> [GIVEN EXERCISE]
Go through the data below. Pull out every line that has the word "欣旺达电子股份有限公司".

* begin EXTRACTED ENTRIES *

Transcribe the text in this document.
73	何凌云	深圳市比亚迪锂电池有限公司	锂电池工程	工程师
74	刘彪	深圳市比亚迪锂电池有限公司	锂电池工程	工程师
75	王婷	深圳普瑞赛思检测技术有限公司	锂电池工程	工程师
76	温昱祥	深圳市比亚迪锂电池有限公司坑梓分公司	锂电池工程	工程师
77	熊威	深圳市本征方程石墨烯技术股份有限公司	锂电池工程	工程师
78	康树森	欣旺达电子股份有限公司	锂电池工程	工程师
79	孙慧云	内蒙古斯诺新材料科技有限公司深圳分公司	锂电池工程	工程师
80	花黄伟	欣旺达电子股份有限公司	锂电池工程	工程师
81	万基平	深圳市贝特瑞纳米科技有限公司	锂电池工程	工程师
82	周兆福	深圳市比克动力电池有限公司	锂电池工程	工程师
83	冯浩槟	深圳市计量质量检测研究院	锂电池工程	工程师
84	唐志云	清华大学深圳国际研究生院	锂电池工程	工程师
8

* end EXTRACTED ENTRIES *

> [THE COMPLETED TASK]
78	康树森	欣旺达电子股份有限公司	锂电池工程	工程师
80	花黄伟	欣旺达电子股份有限公司	锂电池工程	工程师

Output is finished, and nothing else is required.